CHICAGO (CBS) -- A state lawmaker wants to change the way custody is doled out in Illinois, focusing on parents first instead of the children.

Experts say divorce and custody battles often hit children the hardest. Right now Illinois law requires family court judges to put children's best interests first when deciding parenting arrangements, but Democratic state representative and Chicago mayoral candidate La Shawn Ford calls it unfair.

"It's always sort of lopsided," Ford said. "One parent goes in with an advantage over another."

He's proposing an equal parenting law, House Bill 185, which would require judges to give each parent 50 percent custody from the beginning.

"Courts should not get in the way of children having to fit parents in their life," Ford said.

Critics say this would not do that.

"You can't have a one size fits all 50-50 presumption," said acting Cook County Public Guardian Charles Golbert. "You have to look at every family as a unique family, focused like a laser beam on the children."

Golbert's office is just one of more than six dozen groups and associations opposed to the change. Among them are domestic violence agencies.

"Any parent would have to litigate to change the 50-50 split," said victims' advocate Carol Gall.

### Dataset excerpts

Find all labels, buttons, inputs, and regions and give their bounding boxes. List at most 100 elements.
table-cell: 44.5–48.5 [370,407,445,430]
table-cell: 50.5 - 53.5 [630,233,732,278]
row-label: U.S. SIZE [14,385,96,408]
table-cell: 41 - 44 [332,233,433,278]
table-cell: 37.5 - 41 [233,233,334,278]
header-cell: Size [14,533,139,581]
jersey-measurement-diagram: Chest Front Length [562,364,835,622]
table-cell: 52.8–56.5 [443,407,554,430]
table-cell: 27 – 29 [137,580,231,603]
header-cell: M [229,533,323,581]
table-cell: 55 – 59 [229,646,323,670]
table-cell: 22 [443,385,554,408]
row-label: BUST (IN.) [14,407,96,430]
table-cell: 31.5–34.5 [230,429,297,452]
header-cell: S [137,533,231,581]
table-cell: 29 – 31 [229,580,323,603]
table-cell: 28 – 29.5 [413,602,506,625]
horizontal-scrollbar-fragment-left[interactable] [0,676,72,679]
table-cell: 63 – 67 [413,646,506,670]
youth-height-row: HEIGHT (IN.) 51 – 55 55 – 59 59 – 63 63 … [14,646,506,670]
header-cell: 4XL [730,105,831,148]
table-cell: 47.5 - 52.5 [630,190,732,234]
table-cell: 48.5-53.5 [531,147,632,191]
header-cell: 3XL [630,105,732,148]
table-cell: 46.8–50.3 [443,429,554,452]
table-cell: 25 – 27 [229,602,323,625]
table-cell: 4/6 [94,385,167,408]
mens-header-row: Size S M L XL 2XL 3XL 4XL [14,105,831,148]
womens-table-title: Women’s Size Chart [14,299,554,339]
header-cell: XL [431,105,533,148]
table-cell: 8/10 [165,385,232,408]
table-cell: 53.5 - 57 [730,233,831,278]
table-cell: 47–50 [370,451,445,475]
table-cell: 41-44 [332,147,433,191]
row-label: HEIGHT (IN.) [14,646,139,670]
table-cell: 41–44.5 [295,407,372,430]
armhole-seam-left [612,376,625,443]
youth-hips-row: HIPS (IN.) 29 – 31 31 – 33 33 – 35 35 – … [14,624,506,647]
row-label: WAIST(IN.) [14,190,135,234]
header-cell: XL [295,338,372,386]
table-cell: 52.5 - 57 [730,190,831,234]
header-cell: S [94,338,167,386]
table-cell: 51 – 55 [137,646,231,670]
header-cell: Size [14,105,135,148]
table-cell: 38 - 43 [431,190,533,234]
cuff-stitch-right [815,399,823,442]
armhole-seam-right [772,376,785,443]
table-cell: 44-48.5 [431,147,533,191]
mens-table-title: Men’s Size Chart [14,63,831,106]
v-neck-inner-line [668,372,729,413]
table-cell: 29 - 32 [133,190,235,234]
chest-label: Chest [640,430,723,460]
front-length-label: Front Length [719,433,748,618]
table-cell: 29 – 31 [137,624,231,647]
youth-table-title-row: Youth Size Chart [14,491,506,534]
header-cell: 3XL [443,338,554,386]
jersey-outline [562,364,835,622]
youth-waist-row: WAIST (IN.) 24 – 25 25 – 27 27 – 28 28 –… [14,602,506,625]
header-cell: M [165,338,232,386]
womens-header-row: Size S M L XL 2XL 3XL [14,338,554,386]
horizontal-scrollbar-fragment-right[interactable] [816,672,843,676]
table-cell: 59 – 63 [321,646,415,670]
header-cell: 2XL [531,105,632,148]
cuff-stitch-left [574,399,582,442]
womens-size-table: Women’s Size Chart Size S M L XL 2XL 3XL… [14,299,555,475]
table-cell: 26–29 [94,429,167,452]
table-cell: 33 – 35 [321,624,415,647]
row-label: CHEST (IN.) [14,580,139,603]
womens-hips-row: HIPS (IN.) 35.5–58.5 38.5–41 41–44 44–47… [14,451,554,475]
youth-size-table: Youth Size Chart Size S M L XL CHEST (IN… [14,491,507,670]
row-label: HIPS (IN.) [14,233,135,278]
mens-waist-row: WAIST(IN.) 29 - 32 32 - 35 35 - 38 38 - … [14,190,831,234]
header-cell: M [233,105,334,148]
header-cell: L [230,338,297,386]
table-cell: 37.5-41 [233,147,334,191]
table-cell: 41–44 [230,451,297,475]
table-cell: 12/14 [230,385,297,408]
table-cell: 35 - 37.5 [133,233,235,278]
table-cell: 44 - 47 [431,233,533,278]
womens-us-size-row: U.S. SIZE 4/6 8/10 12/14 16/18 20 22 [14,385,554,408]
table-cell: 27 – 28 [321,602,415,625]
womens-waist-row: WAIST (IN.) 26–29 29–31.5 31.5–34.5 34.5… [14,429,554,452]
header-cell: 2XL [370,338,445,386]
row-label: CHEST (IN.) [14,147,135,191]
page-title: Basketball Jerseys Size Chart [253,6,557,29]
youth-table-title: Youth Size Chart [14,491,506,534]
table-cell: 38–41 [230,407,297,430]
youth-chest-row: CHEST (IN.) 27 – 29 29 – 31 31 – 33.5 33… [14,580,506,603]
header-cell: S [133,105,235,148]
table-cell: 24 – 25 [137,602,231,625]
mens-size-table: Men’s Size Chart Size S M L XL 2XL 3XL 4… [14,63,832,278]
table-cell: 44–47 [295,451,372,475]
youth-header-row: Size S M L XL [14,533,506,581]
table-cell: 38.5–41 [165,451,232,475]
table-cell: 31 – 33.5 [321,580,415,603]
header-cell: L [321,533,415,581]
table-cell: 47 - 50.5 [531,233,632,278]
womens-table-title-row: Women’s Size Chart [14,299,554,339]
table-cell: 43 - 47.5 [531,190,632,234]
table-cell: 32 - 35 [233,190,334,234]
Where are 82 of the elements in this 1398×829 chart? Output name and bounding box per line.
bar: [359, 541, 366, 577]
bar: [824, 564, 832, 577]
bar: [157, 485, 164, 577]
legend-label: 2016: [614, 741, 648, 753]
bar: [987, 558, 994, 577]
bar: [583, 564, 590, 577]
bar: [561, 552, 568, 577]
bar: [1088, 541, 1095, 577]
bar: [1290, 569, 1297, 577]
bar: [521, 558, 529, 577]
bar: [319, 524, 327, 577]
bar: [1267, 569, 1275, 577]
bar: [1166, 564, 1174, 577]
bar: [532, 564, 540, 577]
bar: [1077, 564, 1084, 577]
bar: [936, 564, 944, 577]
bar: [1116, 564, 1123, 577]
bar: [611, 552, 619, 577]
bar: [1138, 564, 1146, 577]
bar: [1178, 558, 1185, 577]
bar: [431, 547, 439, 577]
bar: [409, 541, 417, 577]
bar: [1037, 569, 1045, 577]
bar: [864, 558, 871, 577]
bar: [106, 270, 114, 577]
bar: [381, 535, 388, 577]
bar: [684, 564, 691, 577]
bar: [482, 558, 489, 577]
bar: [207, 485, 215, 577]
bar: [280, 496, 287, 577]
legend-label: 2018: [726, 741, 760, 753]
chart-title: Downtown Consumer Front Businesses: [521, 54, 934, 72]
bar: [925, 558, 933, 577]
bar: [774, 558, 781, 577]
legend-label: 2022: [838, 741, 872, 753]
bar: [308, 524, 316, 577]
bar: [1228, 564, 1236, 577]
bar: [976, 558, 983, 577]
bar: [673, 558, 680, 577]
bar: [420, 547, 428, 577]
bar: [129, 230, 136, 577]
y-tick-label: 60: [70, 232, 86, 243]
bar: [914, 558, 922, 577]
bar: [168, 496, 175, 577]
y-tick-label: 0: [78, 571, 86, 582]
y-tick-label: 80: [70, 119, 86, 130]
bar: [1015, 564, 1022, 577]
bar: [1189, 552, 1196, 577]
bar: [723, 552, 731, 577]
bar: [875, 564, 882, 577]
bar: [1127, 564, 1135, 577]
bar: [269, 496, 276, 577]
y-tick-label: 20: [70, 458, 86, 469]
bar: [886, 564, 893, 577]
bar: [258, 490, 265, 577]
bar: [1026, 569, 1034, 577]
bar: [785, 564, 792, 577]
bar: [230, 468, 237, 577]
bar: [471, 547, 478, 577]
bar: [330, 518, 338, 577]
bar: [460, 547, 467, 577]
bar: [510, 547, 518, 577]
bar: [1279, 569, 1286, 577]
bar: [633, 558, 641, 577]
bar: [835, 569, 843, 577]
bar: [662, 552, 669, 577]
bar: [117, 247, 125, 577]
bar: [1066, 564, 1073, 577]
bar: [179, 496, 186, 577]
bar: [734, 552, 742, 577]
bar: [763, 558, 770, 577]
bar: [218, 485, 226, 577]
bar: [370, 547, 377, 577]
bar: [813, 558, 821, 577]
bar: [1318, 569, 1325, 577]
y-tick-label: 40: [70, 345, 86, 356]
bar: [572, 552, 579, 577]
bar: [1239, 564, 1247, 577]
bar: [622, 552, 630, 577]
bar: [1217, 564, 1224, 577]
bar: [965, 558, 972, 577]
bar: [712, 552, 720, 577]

### Aim A
Quote the custody article from "Experts say divorce" up to and including "calls it unfair.".
### Aim B
In the custody article, what is the bill number of Ford's proposed equal parenting law?
### Aim C
Carry on the article about the Illinois custody proposal from its last sentence.
The entries play no part in this work.

### Exercise answer A
Experts say divorce and custody battles often hit children the hardest. Right now Illinois law requires family court judges to put children's best interests first when deciding parenting arrangements, but Democratic state representative and Chicago mayoral candidate La Shawn Ford calls it unfair.

### Exercise answer B
House Bill 185.

### Exercise answer C
Gall and other advocates say that's not only costly, but also potentially dangerous, with victims spending more time in court around an abuser.

"Where they're trying to kind of pick up the pieces of their life and move forward in a healthy and safe way, and now they have to overcome yet another obstacle and another challenge to their safety," Gall said.

"It also puts whichever parent has fewer resources for lawyers at a disadvantage," Golbert said.

Ford dismisses those concerns, saying bar associations oppose it because it would hurt lawyers' bottom lines. He denies it's a fathers' rights move, insisting children's best interests would be preserved.

"It's not going to just happen because a mother comes in and say, 'I want 50-50,' or a father comes in," Ford said. "We still have to prove the fitness of each parent."

Ford says about 30 states have proposed similar legislation.

There will be a hearing on the bill Thursday.